Lines containing the string "marker" are to be counted; report the total by itself.

Extracts from a graphics dataset

§

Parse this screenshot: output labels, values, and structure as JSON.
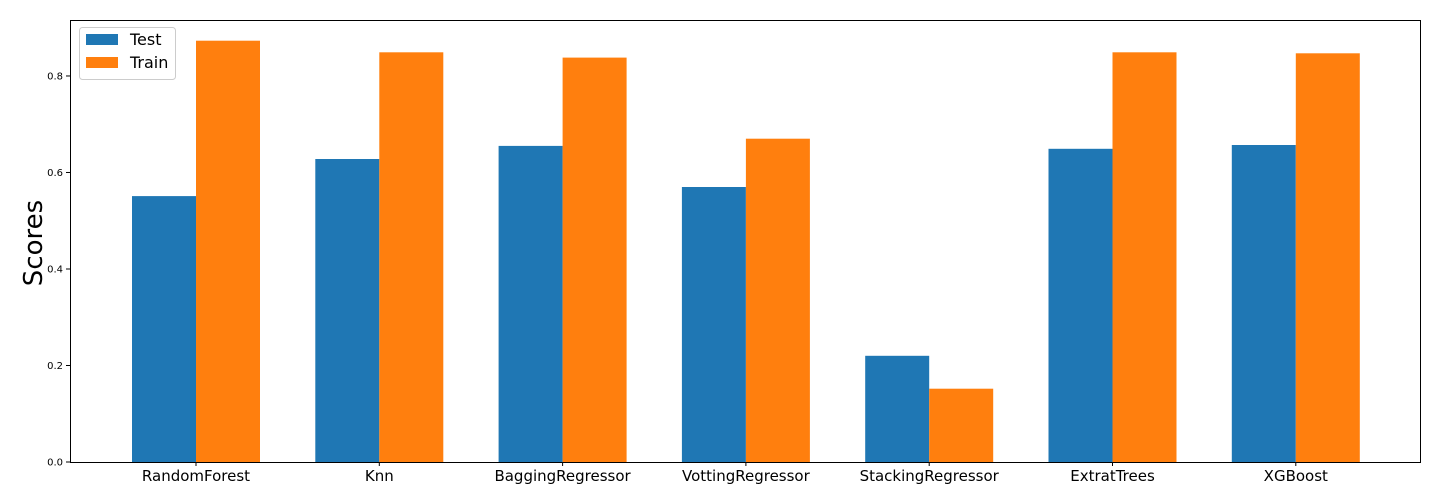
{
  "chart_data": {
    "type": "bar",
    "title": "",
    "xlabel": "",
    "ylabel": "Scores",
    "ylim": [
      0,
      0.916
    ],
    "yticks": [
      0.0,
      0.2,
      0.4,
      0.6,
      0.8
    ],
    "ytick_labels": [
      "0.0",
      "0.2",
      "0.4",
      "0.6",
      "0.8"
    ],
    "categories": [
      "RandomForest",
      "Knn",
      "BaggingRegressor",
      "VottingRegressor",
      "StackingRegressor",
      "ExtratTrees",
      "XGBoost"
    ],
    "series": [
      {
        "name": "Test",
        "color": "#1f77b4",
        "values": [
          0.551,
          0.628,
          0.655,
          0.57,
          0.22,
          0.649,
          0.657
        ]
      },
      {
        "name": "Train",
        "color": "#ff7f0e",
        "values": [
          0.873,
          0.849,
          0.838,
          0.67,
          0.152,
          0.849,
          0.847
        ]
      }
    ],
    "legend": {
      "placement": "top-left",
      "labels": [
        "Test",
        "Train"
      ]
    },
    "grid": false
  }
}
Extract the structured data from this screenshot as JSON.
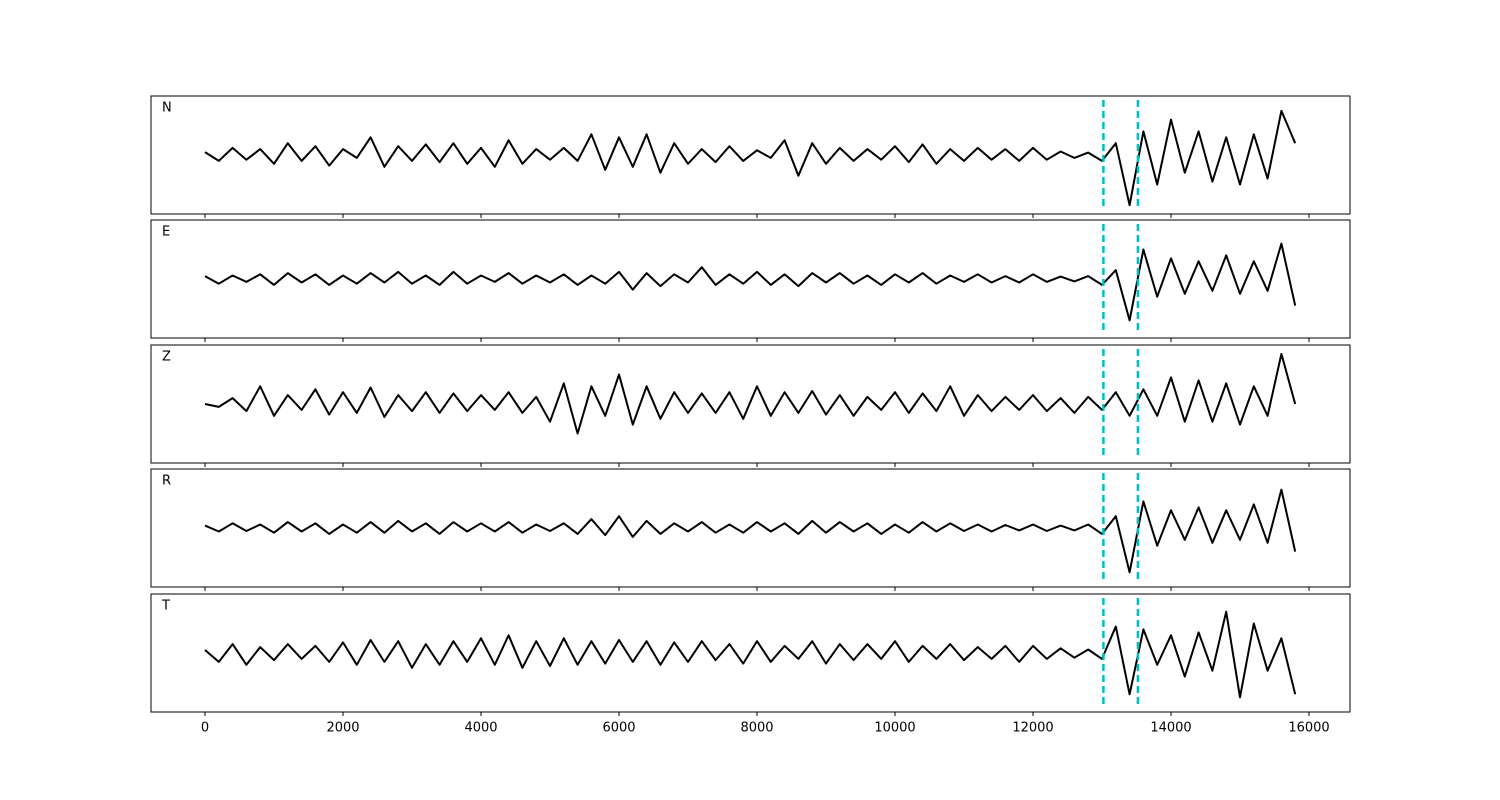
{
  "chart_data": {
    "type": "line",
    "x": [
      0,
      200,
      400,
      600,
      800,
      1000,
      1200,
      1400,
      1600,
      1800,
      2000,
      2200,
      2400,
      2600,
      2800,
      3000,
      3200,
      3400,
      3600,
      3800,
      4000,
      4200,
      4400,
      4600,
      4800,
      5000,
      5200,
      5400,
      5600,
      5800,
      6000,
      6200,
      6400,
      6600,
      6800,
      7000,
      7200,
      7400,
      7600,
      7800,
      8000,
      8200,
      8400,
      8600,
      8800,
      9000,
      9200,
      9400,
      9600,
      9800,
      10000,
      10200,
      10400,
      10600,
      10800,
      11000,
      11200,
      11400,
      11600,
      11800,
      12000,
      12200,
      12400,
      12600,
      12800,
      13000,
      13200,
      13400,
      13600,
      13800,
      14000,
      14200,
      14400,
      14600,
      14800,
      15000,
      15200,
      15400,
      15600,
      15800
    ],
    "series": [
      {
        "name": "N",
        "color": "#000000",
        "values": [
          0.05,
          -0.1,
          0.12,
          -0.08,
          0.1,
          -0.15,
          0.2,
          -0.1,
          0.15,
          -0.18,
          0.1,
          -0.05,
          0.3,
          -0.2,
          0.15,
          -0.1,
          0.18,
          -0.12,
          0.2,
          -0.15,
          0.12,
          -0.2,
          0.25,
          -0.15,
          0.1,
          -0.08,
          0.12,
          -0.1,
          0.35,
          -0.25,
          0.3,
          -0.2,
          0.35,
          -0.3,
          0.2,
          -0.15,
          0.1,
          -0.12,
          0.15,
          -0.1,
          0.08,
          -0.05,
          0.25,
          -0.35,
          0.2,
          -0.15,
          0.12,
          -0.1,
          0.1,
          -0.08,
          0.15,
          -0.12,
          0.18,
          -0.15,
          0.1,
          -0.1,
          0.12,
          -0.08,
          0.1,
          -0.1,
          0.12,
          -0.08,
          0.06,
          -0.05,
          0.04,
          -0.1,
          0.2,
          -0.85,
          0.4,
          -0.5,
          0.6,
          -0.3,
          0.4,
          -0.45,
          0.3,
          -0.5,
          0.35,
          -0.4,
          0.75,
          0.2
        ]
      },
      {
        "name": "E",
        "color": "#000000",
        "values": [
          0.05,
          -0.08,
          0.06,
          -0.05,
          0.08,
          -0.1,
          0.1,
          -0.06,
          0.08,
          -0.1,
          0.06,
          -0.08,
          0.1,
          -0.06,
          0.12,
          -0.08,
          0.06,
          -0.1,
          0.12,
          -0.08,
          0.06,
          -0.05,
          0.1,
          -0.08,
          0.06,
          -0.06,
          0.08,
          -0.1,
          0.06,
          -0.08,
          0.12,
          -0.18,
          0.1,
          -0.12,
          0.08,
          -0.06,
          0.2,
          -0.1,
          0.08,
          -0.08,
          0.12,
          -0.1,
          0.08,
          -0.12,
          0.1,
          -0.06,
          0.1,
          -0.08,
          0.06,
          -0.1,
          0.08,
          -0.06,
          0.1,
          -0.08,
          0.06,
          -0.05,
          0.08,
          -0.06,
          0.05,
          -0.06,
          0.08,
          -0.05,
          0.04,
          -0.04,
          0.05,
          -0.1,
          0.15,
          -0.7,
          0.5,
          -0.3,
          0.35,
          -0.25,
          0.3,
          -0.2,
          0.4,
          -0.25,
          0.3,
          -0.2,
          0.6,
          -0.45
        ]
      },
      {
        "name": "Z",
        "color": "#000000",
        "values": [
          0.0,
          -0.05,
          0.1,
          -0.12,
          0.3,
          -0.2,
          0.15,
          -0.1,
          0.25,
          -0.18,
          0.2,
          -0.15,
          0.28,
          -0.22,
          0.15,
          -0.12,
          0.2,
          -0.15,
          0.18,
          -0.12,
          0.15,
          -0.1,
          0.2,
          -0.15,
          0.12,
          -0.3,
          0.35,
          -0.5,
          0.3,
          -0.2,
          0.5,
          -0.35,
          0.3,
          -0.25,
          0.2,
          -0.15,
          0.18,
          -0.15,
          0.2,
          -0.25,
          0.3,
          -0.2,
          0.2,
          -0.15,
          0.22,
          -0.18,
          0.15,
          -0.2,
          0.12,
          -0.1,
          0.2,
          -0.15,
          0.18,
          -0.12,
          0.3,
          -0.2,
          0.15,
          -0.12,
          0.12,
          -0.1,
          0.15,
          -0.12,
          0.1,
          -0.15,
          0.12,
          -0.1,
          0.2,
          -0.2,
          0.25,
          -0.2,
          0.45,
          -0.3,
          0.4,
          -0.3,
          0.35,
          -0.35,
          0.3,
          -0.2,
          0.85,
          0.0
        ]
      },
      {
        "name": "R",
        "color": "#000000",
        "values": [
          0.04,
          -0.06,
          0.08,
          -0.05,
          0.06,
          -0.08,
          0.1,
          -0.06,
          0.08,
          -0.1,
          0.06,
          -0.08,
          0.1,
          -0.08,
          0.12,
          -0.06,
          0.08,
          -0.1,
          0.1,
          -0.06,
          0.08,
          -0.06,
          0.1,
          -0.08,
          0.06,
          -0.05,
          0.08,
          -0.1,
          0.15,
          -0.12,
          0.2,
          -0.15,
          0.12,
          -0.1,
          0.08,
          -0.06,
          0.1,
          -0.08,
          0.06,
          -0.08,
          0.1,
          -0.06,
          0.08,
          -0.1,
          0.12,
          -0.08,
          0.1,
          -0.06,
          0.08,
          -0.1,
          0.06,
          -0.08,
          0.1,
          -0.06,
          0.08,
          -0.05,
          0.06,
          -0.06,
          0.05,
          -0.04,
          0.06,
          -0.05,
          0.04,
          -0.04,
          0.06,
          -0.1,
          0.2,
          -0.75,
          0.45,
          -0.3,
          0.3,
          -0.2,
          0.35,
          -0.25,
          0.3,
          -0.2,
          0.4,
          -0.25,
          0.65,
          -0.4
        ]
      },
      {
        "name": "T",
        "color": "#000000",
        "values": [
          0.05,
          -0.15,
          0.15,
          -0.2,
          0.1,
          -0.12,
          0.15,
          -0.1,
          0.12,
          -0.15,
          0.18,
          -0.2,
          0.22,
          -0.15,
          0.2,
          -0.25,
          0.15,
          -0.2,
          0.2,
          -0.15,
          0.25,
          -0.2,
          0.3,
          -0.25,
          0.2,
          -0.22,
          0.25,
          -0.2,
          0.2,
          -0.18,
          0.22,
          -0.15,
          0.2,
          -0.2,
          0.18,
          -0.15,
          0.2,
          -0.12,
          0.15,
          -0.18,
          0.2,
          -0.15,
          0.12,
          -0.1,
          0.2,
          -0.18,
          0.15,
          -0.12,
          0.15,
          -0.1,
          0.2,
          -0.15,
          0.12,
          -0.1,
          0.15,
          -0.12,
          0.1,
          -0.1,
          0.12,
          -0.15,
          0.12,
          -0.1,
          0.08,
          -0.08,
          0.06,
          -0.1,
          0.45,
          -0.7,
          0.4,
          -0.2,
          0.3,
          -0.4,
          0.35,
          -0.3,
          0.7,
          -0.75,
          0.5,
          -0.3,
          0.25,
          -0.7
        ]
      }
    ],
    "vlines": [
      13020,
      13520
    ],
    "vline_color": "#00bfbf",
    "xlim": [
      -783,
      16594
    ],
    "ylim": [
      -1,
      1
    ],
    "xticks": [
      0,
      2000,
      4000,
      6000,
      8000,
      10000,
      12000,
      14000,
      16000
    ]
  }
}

§

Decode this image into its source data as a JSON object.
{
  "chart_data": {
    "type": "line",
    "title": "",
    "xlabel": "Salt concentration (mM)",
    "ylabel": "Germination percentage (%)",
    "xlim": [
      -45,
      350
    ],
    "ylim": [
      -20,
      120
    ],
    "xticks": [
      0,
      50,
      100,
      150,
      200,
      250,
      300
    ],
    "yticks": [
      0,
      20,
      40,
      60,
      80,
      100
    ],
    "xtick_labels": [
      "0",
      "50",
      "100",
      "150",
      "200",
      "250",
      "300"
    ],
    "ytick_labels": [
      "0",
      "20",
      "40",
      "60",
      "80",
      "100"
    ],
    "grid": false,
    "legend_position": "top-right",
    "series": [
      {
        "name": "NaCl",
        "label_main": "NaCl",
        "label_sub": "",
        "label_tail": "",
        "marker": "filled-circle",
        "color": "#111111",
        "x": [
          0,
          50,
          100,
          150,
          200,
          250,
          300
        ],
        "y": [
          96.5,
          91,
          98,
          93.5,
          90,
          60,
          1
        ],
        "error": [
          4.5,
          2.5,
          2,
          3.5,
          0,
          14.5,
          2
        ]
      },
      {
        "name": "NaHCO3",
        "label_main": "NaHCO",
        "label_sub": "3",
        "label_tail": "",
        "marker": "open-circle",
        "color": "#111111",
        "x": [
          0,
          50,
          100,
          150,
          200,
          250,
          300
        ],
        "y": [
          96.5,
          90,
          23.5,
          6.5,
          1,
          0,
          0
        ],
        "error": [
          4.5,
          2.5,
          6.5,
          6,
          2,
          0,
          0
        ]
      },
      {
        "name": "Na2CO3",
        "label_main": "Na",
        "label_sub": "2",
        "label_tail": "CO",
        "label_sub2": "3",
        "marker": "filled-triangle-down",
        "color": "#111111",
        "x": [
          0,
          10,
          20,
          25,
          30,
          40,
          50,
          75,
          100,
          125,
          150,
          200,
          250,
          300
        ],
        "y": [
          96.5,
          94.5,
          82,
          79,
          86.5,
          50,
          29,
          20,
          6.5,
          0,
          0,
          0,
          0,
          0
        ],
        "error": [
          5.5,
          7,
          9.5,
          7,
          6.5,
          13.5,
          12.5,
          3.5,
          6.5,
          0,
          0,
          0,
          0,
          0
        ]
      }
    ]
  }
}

§

Solution for this problem »
3